Task statement: Transcribe the records that follow, preserving every word.

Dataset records
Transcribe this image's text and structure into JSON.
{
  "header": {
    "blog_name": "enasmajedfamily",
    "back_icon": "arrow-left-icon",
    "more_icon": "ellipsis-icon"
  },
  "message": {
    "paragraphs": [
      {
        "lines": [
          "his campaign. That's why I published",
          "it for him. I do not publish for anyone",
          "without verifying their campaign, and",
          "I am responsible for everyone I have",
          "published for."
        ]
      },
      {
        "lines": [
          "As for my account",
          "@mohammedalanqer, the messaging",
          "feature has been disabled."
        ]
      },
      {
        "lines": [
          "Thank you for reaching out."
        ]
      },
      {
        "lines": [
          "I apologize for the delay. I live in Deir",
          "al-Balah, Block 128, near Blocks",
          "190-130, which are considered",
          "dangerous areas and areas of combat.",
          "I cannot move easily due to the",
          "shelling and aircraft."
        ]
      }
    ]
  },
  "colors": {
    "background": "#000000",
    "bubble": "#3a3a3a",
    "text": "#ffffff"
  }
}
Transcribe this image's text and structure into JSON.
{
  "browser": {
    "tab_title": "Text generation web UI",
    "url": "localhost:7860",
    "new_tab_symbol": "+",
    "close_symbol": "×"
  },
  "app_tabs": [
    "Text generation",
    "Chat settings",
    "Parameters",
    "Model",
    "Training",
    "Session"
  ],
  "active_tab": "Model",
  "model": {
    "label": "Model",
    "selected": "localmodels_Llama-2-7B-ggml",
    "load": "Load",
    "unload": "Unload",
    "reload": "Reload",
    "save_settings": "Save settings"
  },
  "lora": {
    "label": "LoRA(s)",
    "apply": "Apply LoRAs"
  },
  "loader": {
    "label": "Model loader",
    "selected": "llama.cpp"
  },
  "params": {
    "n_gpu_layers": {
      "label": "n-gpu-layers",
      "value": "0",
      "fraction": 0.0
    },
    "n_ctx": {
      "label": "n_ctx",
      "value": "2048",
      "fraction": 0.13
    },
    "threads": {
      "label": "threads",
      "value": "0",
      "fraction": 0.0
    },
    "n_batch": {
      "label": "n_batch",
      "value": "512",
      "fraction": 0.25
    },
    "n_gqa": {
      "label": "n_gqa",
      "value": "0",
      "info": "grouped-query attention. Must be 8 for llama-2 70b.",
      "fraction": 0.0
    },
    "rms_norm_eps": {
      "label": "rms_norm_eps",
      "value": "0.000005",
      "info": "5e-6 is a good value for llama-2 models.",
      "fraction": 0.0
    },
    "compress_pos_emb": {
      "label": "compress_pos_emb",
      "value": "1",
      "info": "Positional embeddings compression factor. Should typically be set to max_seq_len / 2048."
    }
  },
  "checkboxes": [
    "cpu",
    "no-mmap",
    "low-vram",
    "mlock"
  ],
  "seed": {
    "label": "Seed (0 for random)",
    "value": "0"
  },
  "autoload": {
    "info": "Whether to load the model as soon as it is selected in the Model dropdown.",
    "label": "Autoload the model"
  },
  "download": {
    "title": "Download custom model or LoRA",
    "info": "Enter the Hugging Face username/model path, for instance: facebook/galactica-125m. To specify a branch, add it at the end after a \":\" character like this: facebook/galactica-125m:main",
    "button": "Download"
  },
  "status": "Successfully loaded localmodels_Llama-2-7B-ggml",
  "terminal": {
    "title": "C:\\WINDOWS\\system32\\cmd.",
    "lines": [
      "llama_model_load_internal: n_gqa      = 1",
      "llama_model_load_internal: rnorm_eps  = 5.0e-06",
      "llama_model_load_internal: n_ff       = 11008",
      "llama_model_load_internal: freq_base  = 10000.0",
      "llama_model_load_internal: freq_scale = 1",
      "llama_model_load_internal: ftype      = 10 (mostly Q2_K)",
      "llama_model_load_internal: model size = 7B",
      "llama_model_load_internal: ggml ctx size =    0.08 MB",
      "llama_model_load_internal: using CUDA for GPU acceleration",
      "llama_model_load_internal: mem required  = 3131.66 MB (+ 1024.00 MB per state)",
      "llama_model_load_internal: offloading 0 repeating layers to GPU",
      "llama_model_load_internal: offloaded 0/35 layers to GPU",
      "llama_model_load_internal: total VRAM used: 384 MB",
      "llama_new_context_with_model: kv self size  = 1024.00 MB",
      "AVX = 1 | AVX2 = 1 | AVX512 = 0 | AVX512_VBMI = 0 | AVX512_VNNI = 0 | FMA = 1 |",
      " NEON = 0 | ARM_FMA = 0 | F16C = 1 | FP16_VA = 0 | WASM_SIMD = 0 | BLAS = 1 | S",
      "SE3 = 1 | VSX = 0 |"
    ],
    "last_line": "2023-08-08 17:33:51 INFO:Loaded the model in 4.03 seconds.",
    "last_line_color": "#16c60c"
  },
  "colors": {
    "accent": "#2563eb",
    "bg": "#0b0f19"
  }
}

Final result:
Transcribe this image's text and structure into JSON.
{
  "header": {
    "blog_name": "enasmajedfamily",
    "back_icon": "arrow-left-icon",
    "more_icon": "ellipsis-icon"
  },
  "message": {
    "paragraphs": [
      {
        "lines": [
          "his campaign. That's why I published",
          "it for him. I do not publish for anyone",
          "without verifying their campaign, and",
          "I am responsible for everyone I have",
          "published for."
        ]
      },
      {
        "lines": [
          "As for my account",
          "@mohammedalanqer, the messaging",
          "feature has been disabled."
        ]
      },
      {
        "lines": [
          "Thank you for reaching out."
        ]
      },
      {
        "lines": [
          "I apologize for the delay. I live in Deir",
          "al-Balah, Block 128, near Blocks",
          "190-130, which are considered",
          "dangerous areas and areas of combat.",
          "I cannot move easily due to the",
          "shelling and aircraft."
        ]
      }
    ]
  },
  "colors": {
    "background": "#000000",
    "bubble": "#3a3a3a",
    "text": "#ffffff"
  }
}
Transcribe this image's text and structure into JSON.
{
  "browser": {
    "tab_title": "Text generation web UI",
    "url": "localhost:7860",
    "new_tab_symbol": "+",
    "close_symbol": "×"
  },
  "app_tabs": [
    "Text generation",
    "Chat settings",
    "Parameters",
    "Model",
    "Training",
    "Session"
  ],
  "active_tab": "Model",
  "model": {
    "label": "Model",
    "selected": "localmodels_Llama-2-7B-ggml",
    "load": "Load",
    "unload": "Unload",
    "reload": "Reload",
    "save_settings": "Save settings"
  },
  "lora": {
    "label": "LoRA(s)",
    "apply": "Apply LoRAs"
  },
  "loader": {
    "label": "Model loader",
    "selected": "llama.cpp"
  },
  "params": {
    "n_gpu_layers": {
      "label": "n-gpu-layers",
      "value": "0",
      "fraction": 0.0
    },
    "n_ctx": {
      "label": "n_ctx",
      "value": "2048",
      "fraction": 0.13
    },
    "threads": {
      "label": "threads",
      "value": "0",
      "fraction": 0.0
    },
    "n_batch": {
      "label": "n_batch",
      "value": "512",
      "fraction": 0.25
    },
    "n_gqa": {
      "label": "n_gqa",
      "value": "0",
      "info": "grouped-query attention. Must be 8 for llama-2 70b.",
      "fraction": 0.0
    },
    "rms_norm_eps": {
      "label": "rms_norm_eps",
      "value": "0.000005",
      "info": "5e-6 is a good value for llama-2 models.",
      "fraction": 0.0
    },
    "compress_pos_emb": {
      "label": "compress_pos_emb",
      "value": "1",
      "info": "Positional embeddings compression factor. Should typically be set to max_seq_len / 2048."
    }
  },
  "checkboxes": [
    "cpu",
    "no-mmap",
    "low-vram",
    "mlock"
  ],
  "seed": {
    "label": "Seed (0 for random)",
    "value": "0"
  },
  "autoload": {
    "info": "Whether to load the model as soon as it is selected in the Model dropdown.",
    "label": "Autoload the model"
  },
  "download": {
    "title": "Download custom model or LoRA",
    "info": "Enter the Hugging Face username/model path, for instance: facebook/galactica-125m. To specify a branch, add it at the end after a \":\" character like this: facebook/galactica-125m:main",
    "button": "Download"
  },
  "status": "Successfully loaded localmodels_Llama-2-7B-ggml",
  "terminal": {
    "title": "C:\\WINDOWS\\system32\\cmd.",
    "lines": [
      "llama_model_load_internal: n_gqa      = 1",
      "llama_model_load_internal: rnorm_eps  = 5.0e-06",
      "llama_model_load_internal: n_ff       = 11008",
      "llama_model_load_internal: freq_base  = 10000.0",
      "llama_model_load_internal: freq_scale = 1",
      "llama_model_load_internal: ftype      = 10 (mostly Q2_K)",
      "llama_model_load_internal: model size = 7B",
      "llama_model_load_internal: ggml ctx size =    0.08 MB",
      "llama_model_load_internal: using CUDA for GPU acceleration",
      "llama_model_load_internal: mem required  = 3131.66 MB (+ 1024.00 MB per state)",
      "llama_model_load_internal: offloading 0 repeating layers to GPU",
      "llama_model_load_internal: offloaded 0/35 layers to GPU",
      "llama_model_load_internal: total VRAM used: 384 MB",
      "llama_new_context_with_model: kv self size  = 1024.00 MB",
      "AVX = 1 | AVX2 = 1 | AVX512 = 0 | AVX512_VBMI = 0 | AVX512_VNNI = 0 | FMA = 1 |",
      " NEON = 0 | ARM_FMA = 0 | F16C = 1 | FP16_VA = 0 | WASM_SIMD = 0 | BLAS = 1 | S",
      "SE3 = 1 | VSX = 0 |"
    ],
    "last_line": "2023-08-08 17:33:51 INFO:Loaded the model in 4.03 seconds.",
    "last_line_color": "#16c60c"
  },
  "colors": {
    "accent": "#2563eb",
    "bg": "#0b0f19"
  }
}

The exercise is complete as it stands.